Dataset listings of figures
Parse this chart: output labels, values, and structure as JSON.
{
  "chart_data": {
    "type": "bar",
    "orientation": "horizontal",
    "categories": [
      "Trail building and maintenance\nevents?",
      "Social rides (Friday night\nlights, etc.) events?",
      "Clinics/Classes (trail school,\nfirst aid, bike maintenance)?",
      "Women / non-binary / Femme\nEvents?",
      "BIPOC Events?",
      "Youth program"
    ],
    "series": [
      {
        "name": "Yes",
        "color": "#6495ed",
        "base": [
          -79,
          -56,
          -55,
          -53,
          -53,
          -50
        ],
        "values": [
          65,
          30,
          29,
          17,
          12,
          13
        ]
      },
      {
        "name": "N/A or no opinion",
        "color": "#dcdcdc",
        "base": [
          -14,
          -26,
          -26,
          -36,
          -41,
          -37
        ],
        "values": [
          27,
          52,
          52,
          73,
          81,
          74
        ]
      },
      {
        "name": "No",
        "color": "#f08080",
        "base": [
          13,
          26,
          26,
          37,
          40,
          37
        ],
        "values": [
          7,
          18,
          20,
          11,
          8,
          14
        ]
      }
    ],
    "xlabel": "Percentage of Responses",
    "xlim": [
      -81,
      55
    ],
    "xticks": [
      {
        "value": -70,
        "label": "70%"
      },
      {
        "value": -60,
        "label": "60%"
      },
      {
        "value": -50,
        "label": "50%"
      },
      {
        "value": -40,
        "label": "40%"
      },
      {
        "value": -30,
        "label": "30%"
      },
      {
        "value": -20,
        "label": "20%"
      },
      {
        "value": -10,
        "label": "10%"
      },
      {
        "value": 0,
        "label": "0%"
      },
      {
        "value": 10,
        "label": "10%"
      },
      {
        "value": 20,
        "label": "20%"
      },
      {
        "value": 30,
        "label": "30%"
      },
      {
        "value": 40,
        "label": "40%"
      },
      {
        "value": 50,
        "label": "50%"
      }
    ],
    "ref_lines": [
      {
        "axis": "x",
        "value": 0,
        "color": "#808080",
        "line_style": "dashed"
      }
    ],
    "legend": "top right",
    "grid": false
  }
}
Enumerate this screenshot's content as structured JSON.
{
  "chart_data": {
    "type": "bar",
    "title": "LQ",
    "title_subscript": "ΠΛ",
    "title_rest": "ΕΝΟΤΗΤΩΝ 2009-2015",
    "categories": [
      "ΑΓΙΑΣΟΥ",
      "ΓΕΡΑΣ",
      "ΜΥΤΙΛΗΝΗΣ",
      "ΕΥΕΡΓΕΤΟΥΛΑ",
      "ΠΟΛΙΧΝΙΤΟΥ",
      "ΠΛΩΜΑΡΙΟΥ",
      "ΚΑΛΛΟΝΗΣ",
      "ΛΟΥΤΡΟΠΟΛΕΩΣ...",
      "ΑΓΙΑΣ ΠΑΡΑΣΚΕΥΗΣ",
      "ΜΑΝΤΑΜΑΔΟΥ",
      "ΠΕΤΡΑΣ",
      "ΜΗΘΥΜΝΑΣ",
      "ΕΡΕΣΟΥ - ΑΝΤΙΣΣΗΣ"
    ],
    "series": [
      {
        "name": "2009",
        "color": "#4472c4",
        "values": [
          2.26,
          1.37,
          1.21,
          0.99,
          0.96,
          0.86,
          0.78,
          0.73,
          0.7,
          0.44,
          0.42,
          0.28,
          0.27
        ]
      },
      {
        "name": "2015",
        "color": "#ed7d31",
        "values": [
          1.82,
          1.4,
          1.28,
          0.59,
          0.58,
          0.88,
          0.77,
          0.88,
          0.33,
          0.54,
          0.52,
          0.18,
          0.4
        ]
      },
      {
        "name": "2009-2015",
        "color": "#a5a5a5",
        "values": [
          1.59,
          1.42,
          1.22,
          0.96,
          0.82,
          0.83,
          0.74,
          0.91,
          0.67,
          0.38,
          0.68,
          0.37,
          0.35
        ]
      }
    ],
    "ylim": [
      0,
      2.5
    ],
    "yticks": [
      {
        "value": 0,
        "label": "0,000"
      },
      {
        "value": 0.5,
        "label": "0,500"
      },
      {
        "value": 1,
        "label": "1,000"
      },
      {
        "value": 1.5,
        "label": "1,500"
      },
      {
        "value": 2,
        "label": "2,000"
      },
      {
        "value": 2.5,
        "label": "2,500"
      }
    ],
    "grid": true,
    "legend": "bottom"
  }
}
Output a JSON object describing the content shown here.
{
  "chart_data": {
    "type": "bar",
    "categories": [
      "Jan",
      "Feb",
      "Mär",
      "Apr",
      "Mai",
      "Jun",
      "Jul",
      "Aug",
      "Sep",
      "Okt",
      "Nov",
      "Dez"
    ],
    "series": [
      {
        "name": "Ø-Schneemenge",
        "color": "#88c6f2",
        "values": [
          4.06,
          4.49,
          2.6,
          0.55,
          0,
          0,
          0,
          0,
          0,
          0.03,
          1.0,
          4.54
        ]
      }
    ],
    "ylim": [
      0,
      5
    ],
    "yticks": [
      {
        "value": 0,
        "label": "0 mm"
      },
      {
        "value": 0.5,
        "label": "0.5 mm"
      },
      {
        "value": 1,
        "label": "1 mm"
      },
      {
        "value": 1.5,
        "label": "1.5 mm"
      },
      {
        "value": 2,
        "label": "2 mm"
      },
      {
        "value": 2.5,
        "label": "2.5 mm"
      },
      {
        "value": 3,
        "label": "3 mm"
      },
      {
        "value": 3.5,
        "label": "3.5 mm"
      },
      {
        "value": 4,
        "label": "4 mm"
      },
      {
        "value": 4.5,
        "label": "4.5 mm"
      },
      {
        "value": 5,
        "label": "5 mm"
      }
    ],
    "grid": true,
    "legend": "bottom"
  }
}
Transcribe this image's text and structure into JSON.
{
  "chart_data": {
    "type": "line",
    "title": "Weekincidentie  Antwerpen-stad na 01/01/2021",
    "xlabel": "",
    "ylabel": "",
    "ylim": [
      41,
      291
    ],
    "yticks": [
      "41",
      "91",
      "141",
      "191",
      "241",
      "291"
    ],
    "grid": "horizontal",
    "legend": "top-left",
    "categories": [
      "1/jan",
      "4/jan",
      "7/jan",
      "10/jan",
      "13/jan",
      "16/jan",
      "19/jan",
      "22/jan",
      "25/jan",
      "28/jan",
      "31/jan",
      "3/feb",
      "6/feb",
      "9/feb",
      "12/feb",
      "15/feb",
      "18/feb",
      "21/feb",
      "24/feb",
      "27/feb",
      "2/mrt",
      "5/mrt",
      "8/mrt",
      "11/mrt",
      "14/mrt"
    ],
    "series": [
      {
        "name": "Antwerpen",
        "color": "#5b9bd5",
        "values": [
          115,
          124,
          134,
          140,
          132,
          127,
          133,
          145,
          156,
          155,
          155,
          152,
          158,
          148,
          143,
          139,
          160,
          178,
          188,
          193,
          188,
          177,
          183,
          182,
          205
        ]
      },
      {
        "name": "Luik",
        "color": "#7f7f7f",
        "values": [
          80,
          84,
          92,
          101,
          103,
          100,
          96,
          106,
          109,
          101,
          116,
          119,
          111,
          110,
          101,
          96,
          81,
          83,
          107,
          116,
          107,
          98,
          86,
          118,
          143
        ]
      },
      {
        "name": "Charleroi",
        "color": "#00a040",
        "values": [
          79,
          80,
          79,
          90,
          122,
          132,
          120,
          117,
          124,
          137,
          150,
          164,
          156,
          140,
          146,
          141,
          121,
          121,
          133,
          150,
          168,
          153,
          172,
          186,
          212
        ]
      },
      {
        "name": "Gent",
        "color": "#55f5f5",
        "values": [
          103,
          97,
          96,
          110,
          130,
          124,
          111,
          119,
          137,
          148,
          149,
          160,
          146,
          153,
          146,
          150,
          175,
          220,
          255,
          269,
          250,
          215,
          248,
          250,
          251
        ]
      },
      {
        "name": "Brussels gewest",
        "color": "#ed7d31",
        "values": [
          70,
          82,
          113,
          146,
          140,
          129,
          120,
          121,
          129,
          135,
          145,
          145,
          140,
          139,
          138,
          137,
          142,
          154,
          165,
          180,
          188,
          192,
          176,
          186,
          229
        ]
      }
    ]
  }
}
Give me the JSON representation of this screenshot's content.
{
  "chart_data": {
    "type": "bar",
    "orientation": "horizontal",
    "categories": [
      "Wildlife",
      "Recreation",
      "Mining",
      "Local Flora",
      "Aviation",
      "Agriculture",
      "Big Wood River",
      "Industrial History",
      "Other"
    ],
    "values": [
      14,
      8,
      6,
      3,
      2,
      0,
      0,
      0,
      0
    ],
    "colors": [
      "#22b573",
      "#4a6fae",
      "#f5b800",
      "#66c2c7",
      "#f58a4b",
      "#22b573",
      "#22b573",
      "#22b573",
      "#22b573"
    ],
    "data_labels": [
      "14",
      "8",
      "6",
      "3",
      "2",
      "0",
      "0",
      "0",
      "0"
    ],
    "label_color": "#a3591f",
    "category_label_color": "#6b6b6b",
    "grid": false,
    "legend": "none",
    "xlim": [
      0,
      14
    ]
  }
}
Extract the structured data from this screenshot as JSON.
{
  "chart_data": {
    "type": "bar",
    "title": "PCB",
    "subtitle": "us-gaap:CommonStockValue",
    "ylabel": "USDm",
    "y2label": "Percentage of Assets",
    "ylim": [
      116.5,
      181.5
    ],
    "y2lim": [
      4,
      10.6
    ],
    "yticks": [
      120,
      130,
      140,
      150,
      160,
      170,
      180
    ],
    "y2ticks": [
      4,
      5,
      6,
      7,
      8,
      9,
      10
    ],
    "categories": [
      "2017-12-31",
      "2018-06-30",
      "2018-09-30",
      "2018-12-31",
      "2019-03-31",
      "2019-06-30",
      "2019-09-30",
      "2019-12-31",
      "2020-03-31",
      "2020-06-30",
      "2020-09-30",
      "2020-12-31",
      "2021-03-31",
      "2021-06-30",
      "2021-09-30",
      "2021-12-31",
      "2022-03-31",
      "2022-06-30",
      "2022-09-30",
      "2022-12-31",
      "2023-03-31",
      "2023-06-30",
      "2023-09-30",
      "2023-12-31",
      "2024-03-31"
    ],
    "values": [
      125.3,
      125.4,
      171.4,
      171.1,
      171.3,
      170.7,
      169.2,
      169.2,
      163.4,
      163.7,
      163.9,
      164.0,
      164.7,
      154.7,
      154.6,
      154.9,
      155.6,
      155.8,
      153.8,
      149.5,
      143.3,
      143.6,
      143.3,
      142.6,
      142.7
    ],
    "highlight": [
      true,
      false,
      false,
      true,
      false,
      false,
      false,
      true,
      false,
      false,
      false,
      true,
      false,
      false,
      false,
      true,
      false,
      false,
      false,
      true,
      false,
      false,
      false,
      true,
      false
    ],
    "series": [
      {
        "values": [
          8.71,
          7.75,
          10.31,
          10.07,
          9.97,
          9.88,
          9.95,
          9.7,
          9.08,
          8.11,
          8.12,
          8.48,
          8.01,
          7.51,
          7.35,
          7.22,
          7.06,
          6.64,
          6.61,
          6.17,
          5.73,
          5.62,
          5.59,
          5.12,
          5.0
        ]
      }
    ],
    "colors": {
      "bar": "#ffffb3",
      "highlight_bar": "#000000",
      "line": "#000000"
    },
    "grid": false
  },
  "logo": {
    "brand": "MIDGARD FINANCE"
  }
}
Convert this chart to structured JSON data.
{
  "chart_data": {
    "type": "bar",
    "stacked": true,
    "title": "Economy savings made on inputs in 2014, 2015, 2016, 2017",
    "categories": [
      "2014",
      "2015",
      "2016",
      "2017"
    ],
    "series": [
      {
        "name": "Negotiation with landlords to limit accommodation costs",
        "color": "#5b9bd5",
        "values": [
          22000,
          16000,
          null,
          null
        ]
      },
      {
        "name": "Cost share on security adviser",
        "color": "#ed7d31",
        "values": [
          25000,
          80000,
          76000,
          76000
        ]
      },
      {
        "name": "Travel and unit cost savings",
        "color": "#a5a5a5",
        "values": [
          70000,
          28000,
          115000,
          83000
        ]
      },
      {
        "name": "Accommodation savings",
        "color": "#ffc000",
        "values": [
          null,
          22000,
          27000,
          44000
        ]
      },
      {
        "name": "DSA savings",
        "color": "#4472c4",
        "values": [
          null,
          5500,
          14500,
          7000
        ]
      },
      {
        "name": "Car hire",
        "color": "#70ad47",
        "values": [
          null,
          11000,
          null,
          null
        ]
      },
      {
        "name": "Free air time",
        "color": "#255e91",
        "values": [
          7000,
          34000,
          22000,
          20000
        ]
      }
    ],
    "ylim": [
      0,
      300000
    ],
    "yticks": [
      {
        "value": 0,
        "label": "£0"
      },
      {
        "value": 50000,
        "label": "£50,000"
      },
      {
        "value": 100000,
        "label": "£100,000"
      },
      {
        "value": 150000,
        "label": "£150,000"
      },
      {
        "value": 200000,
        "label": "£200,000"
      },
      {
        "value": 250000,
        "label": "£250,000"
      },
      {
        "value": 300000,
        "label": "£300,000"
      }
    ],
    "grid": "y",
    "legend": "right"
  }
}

## WRITTEN REQUEST
Report only how many lines of the listing hold the word "screenshot".

## ANSWER
3